** Start Excerpted data **

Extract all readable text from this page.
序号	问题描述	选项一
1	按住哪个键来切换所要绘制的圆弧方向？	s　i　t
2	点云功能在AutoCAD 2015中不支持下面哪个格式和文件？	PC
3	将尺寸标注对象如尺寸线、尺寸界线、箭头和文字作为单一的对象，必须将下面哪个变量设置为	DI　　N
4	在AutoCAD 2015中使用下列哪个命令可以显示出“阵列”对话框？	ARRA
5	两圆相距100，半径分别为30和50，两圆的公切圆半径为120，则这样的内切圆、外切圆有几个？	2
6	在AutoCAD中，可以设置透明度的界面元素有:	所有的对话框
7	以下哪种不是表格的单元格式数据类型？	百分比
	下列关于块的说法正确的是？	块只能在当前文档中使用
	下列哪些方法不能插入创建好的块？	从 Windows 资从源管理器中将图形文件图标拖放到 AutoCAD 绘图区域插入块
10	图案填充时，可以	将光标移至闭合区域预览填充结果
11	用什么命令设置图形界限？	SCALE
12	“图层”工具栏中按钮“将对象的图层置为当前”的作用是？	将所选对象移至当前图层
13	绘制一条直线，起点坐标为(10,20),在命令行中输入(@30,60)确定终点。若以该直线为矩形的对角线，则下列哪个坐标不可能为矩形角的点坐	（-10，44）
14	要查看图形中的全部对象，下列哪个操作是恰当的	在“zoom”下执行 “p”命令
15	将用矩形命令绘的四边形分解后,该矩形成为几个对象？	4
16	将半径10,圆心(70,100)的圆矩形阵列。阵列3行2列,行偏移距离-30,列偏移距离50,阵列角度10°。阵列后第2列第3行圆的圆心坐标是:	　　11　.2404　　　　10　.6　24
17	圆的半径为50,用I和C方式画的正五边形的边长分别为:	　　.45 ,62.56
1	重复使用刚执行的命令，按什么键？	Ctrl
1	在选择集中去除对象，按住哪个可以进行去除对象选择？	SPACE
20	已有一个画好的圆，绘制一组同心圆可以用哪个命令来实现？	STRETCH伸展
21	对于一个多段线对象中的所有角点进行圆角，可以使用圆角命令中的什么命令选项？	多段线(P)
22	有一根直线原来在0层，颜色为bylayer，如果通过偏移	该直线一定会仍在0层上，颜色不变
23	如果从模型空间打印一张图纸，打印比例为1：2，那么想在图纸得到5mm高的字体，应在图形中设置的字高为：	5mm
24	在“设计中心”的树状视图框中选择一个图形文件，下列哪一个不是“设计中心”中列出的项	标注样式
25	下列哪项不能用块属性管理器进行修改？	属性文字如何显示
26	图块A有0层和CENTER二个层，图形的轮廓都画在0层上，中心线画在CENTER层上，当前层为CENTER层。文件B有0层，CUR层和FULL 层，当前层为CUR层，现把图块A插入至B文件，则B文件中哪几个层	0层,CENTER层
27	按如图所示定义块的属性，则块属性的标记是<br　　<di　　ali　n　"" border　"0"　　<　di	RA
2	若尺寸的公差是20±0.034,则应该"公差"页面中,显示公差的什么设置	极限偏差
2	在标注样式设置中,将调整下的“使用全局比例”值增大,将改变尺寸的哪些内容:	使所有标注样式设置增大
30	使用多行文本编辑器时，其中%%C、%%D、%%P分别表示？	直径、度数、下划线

** End Excerpted data **

[Exercise instructions] Repeat the material above exactly.

[Exercise result]
Extract all readable text from this page.
序号	问题描述	选项一
1	按住哪个键来切换所要绘制的圆弧方向？	s　i　t
2	点云功能在AutoCAD 2015中不支持下面哪个格式和文件？	PC
3	将尺寸标注对象如尺寸线、尺寸界线、箭头和文字作为单一的对象，必须将下面哪个变量设置为	DI　　N
4	在AutoCAD 2015中使用下列哪个命令可以显示出“阵列”对话框？	ARRA
5	两圆相距100，半径分别为30和50，两圆的公切圆半径为120，则这样的内切圆、外切圆有几个？	2
6	在AutoCAD中，可以设置透明度的界面元素有:	所有的对话框
7	以下哪种不是表格的单元格式数据类型？	百分比
	下列关于块的说法正确的是？	块只能在当前文档中使用
	下列哪些方法不能插入创建好的块？	从 Windows 资从源管理器中将图形文件图标拖放到 AutoCAD 绘图区域插入块
10	图案填充时，可以	将光标移至闭合区域预览填充结果
11	用什么命令设置图形界限？	SCALE
12	“图层”工具栏中按钮“将对象的图层置为当前”的作用是？	将所选对象移至当前图层
13	绘制一条直线，起点坐标为(10,20),在命令行中输入(@30,60)确定终点。若以该直线为矩形的对角线，则下列哪个坐标不可能为矩形角的点坐	（-10，44）
14	要查看图形中的全部对象，下列哪个操作是恰当的	在“zoom”下执行 “p”命令
15	将用矩形命令绘的四边形分解后,该矩形成为几个对象？	4
16	将半径10,圆心(70,100)的圆矩形阵列。阵列3行2列,行偏移距离-30,列偏移距离50,阵列角度10°。阵列后第2列第3行圆的圆心坐标是:	　　11　.2404　　　　10　.6　24
17	圆的半径为50,用I和C方式画的正五边形的边长分别为:	　　.45 ,62.56
1	重复使用刚执行的命令，按什么键？	Ctrl
1	在选择集中去除对象，按住哪个可以进行去除对象选择？	SPACE
20	已有一个画好的圆，绘制一组同心圆可以用哪个命令来实现？	STRETCH伸展
21	对于一个多段线对象中的所有角点进行圆角，可以使用圆角命令中的什么命令选项？	多段线(P)
22	有一根直线原来在0层，颜色为bylayer，如果通过偏移	该直线一定会仍在0层上，颜色不变
23	如果从模型空间打印一张图纸，打印比例为1：2，那么想在图纸得到5mm高的字体，应在图形中设置的字高为：	5mm
24	在“设计中心”的树状视图框中选择一个图形文件，下列哪一个不是“设计中心”中列出的项	标注样式
25	下列哪项不能用块属性管理器进行修改？	属性文字如何显示
26	图块A有0层和CENTER二个层，图形的轮廓都画在0层上，中心线画在CENTER层上，当前层为CENTER层。文件B有0层，CUR层和FULL 层，当前层为CUR层，现把图块A插入至B文件，则B文件中哪几个层	0层,CENTER层
27	按如图所示定义块的属性，则块属性的标记是<br　　<di　　ali　n　"" border　"0"　　<　di	RA
2	若尺寸的公差是20±0.034,则应该"公差"页面中,显示公差的什么设置	极限偏差
2	在标注样式设置中,将调整下的“使用全局比例”值增大,将改变尺寸的哪些内容:	使所有标注样式设置增大
30	使用多行文本编辑器时，其中%%C、%%D、%%P分别表示？	直径、度数、下划线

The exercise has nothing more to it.